# [Exercise objective]
Restate the records in their entirety, word for word.

# [Records for this exercise]
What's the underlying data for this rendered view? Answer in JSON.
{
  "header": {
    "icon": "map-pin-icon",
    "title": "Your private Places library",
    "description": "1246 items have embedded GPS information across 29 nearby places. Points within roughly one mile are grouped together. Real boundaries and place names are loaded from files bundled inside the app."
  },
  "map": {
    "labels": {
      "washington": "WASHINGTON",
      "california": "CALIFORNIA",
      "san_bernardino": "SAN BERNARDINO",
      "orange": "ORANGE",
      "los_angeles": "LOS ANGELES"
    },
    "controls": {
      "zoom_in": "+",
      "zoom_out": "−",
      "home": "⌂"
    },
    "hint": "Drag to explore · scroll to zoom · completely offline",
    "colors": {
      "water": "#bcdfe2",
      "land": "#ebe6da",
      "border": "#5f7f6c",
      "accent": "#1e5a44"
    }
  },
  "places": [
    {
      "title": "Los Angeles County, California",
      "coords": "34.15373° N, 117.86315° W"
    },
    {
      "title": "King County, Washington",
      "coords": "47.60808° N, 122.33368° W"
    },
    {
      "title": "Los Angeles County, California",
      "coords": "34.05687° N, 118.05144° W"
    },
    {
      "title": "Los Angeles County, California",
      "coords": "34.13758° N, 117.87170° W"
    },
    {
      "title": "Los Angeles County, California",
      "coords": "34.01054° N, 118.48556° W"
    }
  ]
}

# [Output below]
What's the underlying data for this rendered view? Answer in JSON.
{
  "header": {
    "icon": "map-pin-icon",
    "title": "Your private Places library",
    "description": "1246 items have embedded GPS information across 29 nearby places. Points within roughly one mile are grouped together. Real boundaries and place names are loaded from files bundled inside the app."
  },
  "map": {
    "labels": {
      "washington": "WASHINGTON",
      "california": "CALIFORNIA",
      "san_bernardino": "SAN BERNARDINO",
      "orange": "ORANGE",
      "los_angeles": "LOS ANGELES"
    },
    "controls": {
      "zoom_in": "+",
      "zoom_out": "−",
      "home": "⌂"
    },
    "hint": "Drag to explore · scroll to zoom · completely offline",
    "colors": {
      "water": "#bcdfe2",
      "land": "#ebe6da",
      "border": "#5f7f6c",
      "accent": "#1e5a44"
    }
  },
  "places": [
    {
      "title": "Los Angeles County, California",
      "coords": "34.15373° N, 117.86315° W"
    },
    {
      "title": "King County, Washington",
      "coords": "47.60808° N, 122.33368° W"
    },
    {
      "title": "Los Angeles County, California",
      "coords": "34.05687° N, 118.05144° W"
    },
    {
      "title": "Los Angeles County, California",
      "coords": "34.13758° N, 117.87170° W"
    },
    {
      "title": "Los Angeles County, California",
      "coords": "34.01054° N, 118.48556° W"
    }
  ]
}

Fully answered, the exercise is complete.